> _THE REQUEST_
Can you find the lines of the listing that include "this" and copy every one?

> _DATASET EXTRACT_
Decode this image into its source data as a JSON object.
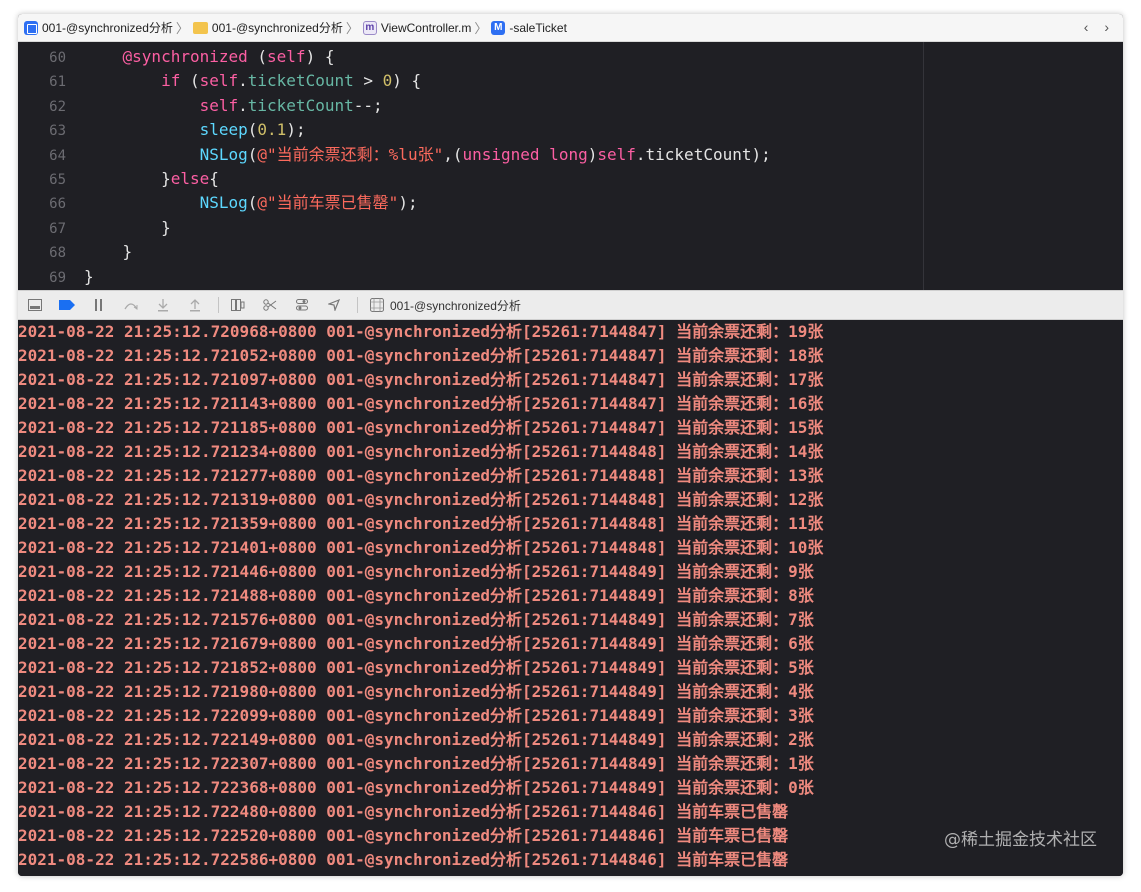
{
  "jumpbar": {
    "crumbs": [
      {
        "label": "001-@synchronized分析",
        "icon": "project-icon"
      },
      {
        "label": "001-@synchronized分析",
        "icon": "folder-icon"
      },
      {
        "label": "ViewController.m",
        "icon": "objc-file-icon",
        "icon_glyph": "m"
      },
      {
        "label": "-saleTicket",
        "icon": "method-icon",
        "icon_glyph": "M"
      }
    ],
    "nav": "‹ ›"
  },
  "editor": {
    "lines": [
      {
        "n": "60",
        "tokens": [
          [
            "    ",
            "plain"
          ],
          [
            "@synchronized",
            "kw"
          ],
          [
            " (",
            "plain"
          ],
          [
            "self",
            "slf"
          ],
          [
            ") {",
            "plain"
          ]
        ]
      },
      {
        "n": "61",
        "tokens": [
          [
            "        ",
            "plain"
          ],
          [
            "if",
            "kw"
          ],
          [
            " (",
            "plain"
          ],
          [
            "self",
            "slf"
          ],
          [
            ".",
            "plain"
          ],
          [
            "ticketCount",
            "prop"
          ],
          [
            " > ",
            "plain"
          ],
          [
            "0",
            "num"
          ],
          [
            ") {",
            "plain"
          ]
        ]
      },
      {
        "n": "62",
        "tokens": [
          [
            "            ",
            "plain"
          ],
          [
            "self",
            "slf"
          ],
          [
            ".",
            "plain"
          ],
          [
            "ticketCount",
            "prop"
          ],
          [
            "--;",
            "plain"
          ]
        ]
      },
      {
        "n": "63",
        "tokens": [
          [
            "            ",
            "plain"
          ],
          [
            "sleep",
            "fn"
          ],
          [
            "(",
            "plain"
          ],
          [
            "0.1",
            "num"
          ],
          [
            ");",
            "plain"
          ]
        ]
      },
      {
        "n": "64",
        "tokens": [
          [
            "            ",
            "plain"
          ],
          [
            "NSLog",
            "fn"
          ],
          [
            "(",
            "plain"
          ],
          [
            "@\"当前余票还剩：%lu张\"",
            "str"
          ],
          [
            ",(",
            "plain"
          ],
          [
            "unsigned long",
            "kw"
          ],
          [
            ")",
            "plain"
          ],
          [
            "self",
            "slf"
          ],
          [
            ".ticketCount);",
            "plain"
          ]
        ]
      },
      {
        "n": "65",
        "tokens": [
          [
            "        }",
            "plain"
          ],
          [
            "else",
            "kw"
          ],
          [
            "{",
            "plain"
          ]
        ]
      },
      {
        "n": "66",
        "tokens": [
          [
            "            ",
            "plain"
          ],
          [
            "NSLog",
            "fn"
          ],
          [
            "(",
            "plain"
          ],
          [
            "@\"当前车票已售罄\"",
            "str"
          ],
          [
            ");",
            "plain"
          ]
        ]
      },
      {
        "n": "67",
        "tokens": [
          [
            "        }",
            "plain"
          ]
        ]
      },
      {
        "n": "68",
        "tokens": [
          [
            "    }",
            "plain"
          ]
        ]
      },
      {
        "n": "69",
        "tokens": [
          [
            "}",
            "plain"
          ]
        ]
      }
    ]
  },
  "debugbar": {
    "target_label": "001-@synchronized分析"
  },
  "console": {
    "lines": [
      "2021-08-22 21:25:12.720968+0800 001-@synchronized分析[25261:7144847] 当前余票还剩：19张",
      "2021-08-22 21:25:12.721052+0800 001-@synchronized分析[25261:7144847] 当前余票还剩：18张",
      "2021-08-22 21:25:12.721097+0800 001-@synchronized分析[25261:7144847] 当前余票还剩：17张",
      "2021-08-22 21:25:12.721143+0800 001-@synchronized分析[25261:7144847] 当前余票还剩：16张",
      "2021-08-22 21:25:12.721185+0800 001-@synchronized分析[25261:7144847] 当前余票还剩：15张",
      "2021-08-22 21:25:12.721234+0800 001-@synchronized分析[25261:7144848] 当前余票还剩：14张",
      "2021-08-22 21:25:12.721277+0800 001-@synchronized分析[25261:7144848] 当前余票还剩：13张",
      "2021-08-22 21:25:12.721319+0800 001-@synchronized分析[25261:7144848] 当前余票还剩：12张",
      "2021-08-22 21:25:12.721359+0800 001-@synchronized分析[25261:7144848] 当前余票还剩：11张",
      "2021-08-22 21:25:12.721401+0800 001-@synchronized分析[25261:7144848] 当前余票还剩：10张",
      "2021-08-22 21:25:12.721446+0800 001-@synchronized分析[25261:7144849] 当前余票还剩：9张",
      "2021-08-22 21:25:12.721488+0800 001-@synchronized分析[25261:7144849] 当前余票还剩：8张",
      "2021-08-22 21:25:12.721576+0800 001-@synchronized分析[25261:7144849] 当前余票还剩：7张",
      "2021-08-22 21:25:12.721679+0800 001-@synchronized分析[25261:7144849] 当前余票还剩：6张",
      "2021-08-22 21:25:12.721852+0800 001-@synchronized分析[25261:7144849] 当前余票还剩：5张",
      "2021-08-22 21:25:12.721980+0800 001-@synchronized分析[25261:7144849] 当前余票还剩：4张",
      "2021-08-22 21:25:12.722099+0800 001-@synchronized分析[25261:7144849] 当前余票还剩：3张",
      "2021-08-22 21:25:12.722149+0800 001-@synchronized分析[25261:7144849] 当前余票还剩：2张",
      "2021-08-22 21:25:12.722307+0800 001-@synchronized分析[25261:7144849] 当前余票还剩：1张",
      "2021-08-22 21:25:12.722368+0800 001-@synchronized分析[25261:7144849] 当前余票还剩：0张",
      "2021-08-22 21:25:12.722480+0800 001-@synchronized分析[25261:7144846] 当前车票已售罄",
      "2021-08-22 21:25:12.722520+0800 001-@synchronized分析[25261:7144846] 当前车票已售罄",
      "2021-08-22 21:25:12.722586+0800 001-@synchronized分析[25261:7144846] 当前车票已售罄"
    ]
  },
  "watermark": "@稀土掘金技术社区",
  "colors": {
    "editor_bg": "#1f1f24",
    "keyword": "#fc5fa3",
    "property": "#67b7a4",
    "number": "#d0bf69",
    "function": "#5dd8ff",
    "string": "#fc6a5d",
    "console_text": "#ef8a7f"
  }
}
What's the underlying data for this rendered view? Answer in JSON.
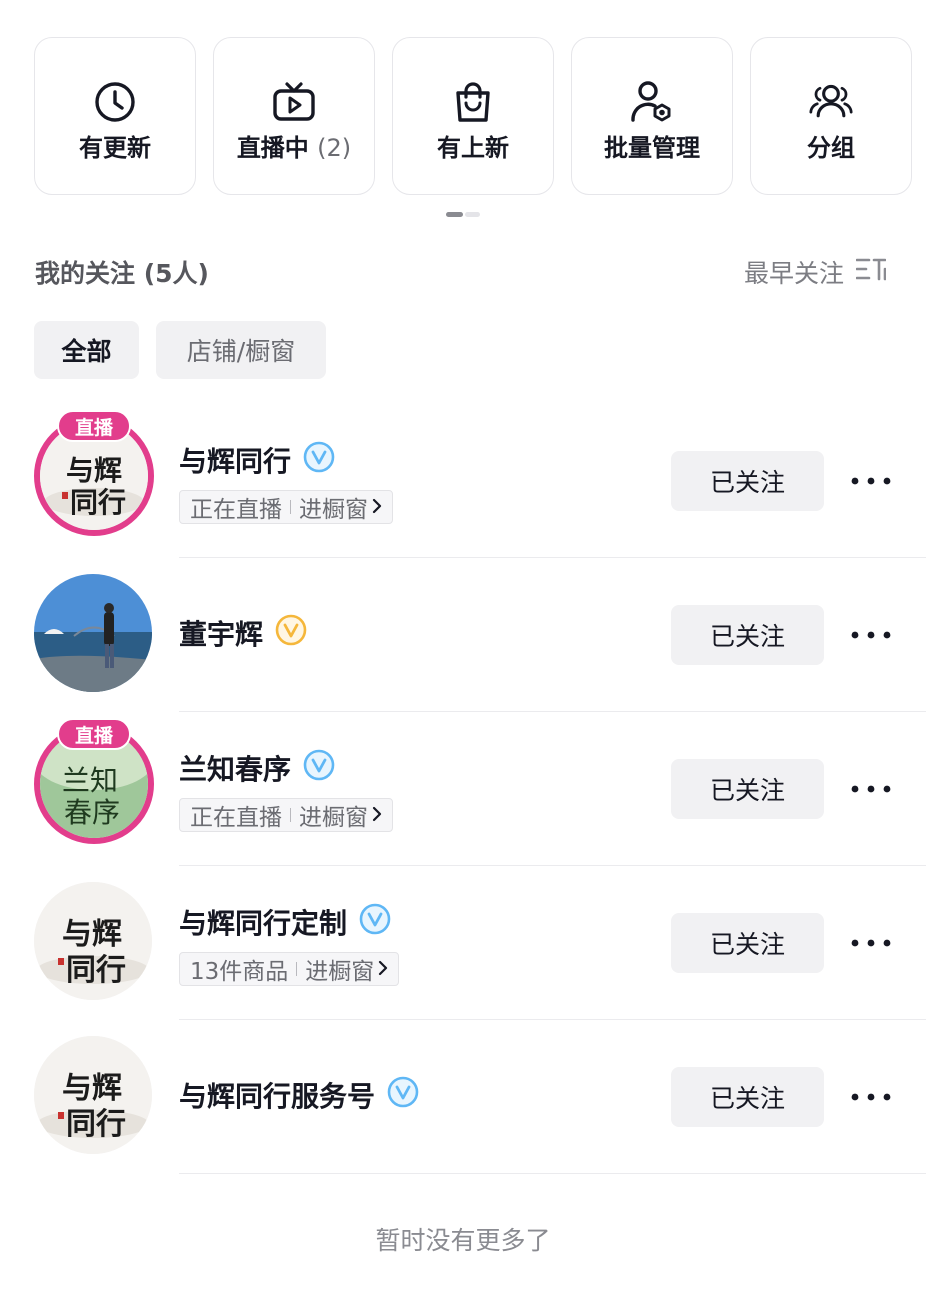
{
  "quick_actions": [
    {
      "label": "有更新",
      "count": "",
      "icon": "clock-icon"
    },
    {
      "label": "直播中",
      "count": "(2)",
      "icon": "tv-icon"
    },
    {
      "label": "有上新",
      "count": "",
      "icon": "shopping-bag-icon"
    },
    {
      "label": "批量管理",
      "count": "",
      "icon": "user-gear-icon"
    },
    {
      "label": "分组",
      "count": "",
      "icon": "group-icon"
    }
  ],
  "pager": {
    "pages": 2,
    "active": 1
  },
  "section": {
    "title": "我的关注 (5人)",
    "sort_label": "最早关注",
    "sort_icon": "sort-icon"
  },
  "filters": [
    {
      "label": "全部",
      "selected": true
    },
    {
      "label": "店铺/橱窗",
      "selected": false
    }
  ],
  "follows": [
    {
      "name": "与辉同行",
      "verified_color": "#5fb7f5",
      "live": true,
      "live_label": "直播",
      "status": "正在直播",
      "window_label": "进橱窗",
      "button": "已关注",
      "avatar_text_top": "与辉",
      "avatar_text_bottom": "同行"
    },
    {
      "name": "董宇辉",
      "verified_color": "#f5b73b",
      "live": false,
      "live_label": "",
      "status": "",
      "window_label": "",
      "button": "已关注",
      "avatar_text_top": "",
      "avatar_text_bottom": ""
    },
    {
      "name": "兰知春序",
      "verified_color": "#5fb7f5",
      "live": true,
      "live_label": "直播",
      "status": "正在直播",
      "window_label": "进橱窗",
      "button": "已关注",
      "avatar_text_top": "兰知",
      "avatar_text_bottom": "春序"
    },
    {
      "name": "与辉同行定制",
      "verified_color": "#5fb7f5",
      "live": false,
      "live_label": "",
      "status": "13件商品",
      "window_label": "进橱窗",
      "button": "已关注",
      "avatar_text_top": "与辉",
      "avatar_text_bottom": "同行"
    },
    {
      "name": "与辉同行服务号",
      "verified_color": "#5fb7f5",
      "live": false,
      "live_label": "",
      "status": "",
      "window_label": "",
      "button": "已关注",
      "avatar_text_top": "与辉",
      "avatar_text_bottom": "同行"
    }
  ],
  "footer": "暂时没有更多了"
}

> _EXERCISE SOLUTION_
Decode this image into its source data as a JSON object.
What's the underlying data for this rendered view? Answer in JSON.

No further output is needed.